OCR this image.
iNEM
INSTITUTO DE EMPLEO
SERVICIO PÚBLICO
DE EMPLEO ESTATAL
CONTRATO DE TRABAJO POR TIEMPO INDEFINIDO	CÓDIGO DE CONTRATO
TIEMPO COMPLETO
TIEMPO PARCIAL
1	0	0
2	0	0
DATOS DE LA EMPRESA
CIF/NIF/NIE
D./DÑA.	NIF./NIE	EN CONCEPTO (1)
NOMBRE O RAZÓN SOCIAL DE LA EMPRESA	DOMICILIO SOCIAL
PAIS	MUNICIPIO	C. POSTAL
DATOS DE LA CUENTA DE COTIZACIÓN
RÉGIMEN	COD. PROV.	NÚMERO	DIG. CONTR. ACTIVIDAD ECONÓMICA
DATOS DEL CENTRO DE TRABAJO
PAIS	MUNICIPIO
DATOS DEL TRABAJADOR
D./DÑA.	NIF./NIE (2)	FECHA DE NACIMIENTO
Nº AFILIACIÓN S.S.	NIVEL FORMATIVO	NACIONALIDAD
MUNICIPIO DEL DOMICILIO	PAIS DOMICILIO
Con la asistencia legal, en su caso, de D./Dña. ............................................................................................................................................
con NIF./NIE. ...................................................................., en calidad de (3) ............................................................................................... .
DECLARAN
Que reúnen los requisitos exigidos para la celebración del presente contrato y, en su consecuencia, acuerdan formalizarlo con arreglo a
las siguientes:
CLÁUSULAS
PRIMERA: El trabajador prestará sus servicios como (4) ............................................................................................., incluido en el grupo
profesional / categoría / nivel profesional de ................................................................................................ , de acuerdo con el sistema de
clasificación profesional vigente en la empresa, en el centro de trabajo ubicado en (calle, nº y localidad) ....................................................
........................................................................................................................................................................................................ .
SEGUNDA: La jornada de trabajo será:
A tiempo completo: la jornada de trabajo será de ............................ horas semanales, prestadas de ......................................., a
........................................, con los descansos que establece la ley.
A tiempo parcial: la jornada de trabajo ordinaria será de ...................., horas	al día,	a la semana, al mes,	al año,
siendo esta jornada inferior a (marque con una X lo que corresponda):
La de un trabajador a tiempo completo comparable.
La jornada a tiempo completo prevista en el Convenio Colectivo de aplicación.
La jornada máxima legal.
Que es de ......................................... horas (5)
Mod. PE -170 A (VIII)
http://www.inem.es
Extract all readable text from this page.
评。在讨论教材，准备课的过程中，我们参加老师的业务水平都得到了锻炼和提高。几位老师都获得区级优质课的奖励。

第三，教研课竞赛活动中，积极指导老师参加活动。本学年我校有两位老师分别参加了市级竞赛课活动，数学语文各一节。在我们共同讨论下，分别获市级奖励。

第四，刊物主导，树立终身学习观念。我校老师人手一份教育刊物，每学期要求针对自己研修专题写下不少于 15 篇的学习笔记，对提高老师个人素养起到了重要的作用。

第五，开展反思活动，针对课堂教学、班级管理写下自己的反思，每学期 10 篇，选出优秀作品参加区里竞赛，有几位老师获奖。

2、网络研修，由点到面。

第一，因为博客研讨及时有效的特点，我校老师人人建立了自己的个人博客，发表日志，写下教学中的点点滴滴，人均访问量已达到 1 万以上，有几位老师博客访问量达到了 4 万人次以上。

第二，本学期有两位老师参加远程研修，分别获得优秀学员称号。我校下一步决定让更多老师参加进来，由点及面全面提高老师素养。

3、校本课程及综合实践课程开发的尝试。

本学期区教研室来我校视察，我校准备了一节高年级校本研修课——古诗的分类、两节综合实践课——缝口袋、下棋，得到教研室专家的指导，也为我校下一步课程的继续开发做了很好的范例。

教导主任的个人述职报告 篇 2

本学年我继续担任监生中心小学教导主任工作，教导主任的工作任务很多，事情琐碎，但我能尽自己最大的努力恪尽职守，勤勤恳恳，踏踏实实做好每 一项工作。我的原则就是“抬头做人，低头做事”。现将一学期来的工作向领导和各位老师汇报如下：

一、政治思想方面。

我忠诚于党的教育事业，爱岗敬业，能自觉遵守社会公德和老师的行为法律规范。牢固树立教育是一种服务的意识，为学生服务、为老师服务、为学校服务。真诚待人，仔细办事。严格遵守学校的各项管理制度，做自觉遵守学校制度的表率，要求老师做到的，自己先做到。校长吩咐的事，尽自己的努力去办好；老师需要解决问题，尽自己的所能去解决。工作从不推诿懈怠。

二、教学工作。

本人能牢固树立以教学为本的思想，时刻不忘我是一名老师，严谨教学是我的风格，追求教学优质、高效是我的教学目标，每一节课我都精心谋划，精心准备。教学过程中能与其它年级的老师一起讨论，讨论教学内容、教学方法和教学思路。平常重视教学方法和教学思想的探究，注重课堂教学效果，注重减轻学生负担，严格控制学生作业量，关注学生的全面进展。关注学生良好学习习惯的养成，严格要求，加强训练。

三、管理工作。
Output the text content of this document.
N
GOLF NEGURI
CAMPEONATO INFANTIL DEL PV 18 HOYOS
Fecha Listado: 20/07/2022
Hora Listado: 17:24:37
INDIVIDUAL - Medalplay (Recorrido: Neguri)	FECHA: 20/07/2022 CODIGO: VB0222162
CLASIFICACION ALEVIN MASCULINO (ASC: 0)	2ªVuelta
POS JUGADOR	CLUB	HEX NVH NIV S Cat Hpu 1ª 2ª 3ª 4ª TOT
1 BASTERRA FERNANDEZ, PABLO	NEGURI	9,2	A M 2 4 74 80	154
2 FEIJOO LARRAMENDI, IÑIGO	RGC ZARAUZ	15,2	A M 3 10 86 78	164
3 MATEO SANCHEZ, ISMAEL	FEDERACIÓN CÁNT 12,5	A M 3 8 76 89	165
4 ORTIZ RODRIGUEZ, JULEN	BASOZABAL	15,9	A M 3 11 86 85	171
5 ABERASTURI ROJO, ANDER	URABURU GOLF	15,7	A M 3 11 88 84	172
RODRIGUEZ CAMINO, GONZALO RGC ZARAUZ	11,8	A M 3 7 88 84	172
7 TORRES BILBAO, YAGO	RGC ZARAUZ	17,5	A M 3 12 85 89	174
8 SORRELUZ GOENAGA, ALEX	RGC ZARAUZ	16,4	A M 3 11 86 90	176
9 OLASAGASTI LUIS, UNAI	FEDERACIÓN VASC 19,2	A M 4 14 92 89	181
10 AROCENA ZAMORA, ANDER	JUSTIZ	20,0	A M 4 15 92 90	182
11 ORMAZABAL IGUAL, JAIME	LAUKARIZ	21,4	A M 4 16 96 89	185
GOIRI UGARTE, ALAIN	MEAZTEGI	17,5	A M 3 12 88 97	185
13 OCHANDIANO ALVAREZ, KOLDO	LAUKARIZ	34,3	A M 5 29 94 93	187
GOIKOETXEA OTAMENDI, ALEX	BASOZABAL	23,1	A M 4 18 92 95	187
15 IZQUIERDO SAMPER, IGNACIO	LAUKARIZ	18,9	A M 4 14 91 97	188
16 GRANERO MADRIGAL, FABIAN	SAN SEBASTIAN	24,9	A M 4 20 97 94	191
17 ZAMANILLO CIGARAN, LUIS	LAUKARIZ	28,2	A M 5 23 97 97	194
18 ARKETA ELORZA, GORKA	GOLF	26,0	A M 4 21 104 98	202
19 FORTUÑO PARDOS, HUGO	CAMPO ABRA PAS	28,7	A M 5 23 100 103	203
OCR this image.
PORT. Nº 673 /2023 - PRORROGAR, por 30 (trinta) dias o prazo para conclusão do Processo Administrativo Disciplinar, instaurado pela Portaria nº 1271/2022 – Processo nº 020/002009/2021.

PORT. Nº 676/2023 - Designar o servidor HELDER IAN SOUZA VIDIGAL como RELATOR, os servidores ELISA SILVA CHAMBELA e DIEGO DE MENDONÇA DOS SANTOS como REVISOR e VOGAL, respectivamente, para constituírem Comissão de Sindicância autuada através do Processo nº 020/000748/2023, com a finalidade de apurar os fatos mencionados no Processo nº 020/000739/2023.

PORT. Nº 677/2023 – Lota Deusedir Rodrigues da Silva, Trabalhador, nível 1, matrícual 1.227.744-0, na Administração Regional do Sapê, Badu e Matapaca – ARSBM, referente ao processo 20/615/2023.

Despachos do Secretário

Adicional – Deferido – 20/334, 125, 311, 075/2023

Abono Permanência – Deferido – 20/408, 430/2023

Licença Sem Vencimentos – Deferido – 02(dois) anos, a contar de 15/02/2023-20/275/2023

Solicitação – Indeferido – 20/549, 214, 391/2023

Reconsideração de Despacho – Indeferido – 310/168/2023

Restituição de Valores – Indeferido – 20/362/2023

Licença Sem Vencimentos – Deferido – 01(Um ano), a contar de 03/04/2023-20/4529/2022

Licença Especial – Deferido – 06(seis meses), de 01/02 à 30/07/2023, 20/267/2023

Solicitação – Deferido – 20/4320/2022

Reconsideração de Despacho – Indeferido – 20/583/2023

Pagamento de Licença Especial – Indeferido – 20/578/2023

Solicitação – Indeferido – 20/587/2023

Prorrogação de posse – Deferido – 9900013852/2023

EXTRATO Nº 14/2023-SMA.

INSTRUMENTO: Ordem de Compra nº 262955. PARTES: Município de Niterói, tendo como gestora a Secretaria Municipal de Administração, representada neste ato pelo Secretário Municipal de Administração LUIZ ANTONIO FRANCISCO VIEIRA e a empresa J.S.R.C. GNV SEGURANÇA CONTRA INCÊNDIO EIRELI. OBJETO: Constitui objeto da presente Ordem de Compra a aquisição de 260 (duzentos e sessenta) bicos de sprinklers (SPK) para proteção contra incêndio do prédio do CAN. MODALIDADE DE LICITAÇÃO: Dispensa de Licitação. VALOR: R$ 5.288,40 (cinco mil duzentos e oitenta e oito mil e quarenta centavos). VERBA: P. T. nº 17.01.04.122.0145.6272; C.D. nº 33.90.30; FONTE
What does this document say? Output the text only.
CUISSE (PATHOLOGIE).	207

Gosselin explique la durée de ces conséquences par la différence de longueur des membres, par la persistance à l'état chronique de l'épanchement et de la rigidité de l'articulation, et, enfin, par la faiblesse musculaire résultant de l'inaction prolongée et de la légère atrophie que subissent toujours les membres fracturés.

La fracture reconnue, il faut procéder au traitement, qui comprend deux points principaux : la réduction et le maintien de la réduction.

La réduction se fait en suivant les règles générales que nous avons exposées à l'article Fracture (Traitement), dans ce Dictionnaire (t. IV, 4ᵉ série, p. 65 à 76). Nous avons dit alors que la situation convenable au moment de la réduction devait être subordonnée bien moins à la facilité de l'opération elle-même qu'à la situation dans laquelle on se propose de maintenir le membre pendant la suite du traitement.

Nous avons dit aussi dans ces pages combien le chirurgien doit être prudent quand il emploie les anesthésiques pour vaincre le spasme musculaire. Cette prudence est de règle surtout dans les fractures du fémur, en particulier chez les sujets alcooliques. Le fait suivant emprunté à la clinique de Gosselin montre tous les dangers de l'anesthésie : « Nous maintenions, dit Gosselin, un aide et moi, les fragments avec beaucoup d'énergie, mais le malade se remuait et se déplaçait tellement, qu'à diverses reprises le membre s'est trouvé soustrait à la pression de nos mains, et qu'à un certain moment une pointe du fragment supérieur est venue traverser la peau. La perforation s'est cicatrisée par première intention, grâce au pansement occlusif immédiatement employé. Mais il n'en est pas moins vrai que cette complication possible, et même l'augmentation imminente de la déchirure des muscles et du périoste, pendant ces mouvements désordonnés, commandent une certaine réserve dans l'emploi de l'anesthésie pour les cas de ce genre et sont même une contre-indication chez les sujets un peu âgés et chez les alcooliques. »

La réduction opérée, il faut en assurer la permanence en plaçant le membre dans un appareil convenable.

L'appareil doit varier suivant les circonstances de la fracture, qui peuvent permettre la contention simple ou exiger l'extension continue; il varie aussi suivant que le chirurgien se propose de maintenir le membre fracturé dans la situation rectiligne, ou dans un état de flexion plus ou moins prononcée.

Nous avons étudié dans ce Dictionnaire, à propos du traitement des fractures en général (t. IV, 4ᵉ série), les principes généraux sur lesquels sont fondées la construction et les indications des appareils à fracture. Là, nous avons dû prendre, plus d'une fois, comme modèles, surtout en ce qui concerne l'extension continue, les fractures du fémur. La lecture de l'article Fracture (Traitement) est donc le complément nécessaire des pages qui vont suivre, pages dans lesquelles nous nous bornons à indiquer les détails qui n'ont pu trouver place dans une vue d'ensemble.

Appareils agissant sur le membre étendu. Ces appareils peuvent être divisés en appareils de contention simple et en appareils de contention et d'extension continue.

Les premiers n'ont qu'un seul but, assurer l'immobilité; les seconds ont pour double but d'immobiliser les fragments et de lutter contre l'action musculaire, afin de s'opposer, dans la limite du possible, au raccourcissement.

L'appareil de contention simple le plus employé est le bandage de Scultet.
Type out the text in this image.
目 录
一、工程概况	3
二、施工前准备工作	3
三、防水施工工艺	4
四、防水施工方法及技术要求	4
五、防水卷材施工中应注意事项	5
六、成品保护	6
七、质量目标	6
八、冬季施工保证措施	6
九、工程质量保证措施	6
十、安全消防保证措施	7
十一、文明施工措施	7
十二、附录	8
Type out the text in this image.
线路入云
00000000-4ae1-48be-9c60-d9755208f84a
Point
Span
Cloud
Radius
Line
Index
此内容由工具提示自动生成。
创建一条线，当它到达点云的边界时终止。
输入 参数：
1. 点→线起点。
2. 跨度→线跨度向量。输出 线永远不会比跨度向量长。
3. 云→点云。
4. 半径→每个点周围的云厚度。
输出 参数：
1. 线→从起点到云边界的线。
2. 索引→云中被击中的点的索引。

+ + + +

Work to do » Pull out all lines in the data above that include "FEDERACIÓN".

Result for this task »
3 MATEO SANCHEZ, ISMAEL	FEDERACIÓN CÁNT 12,5	A M 3 8 76 89	165
9 OLASAGASTI LUIS, UNAI	FEDERACIÓN VASC 19,2	A M 4 14 92 89	181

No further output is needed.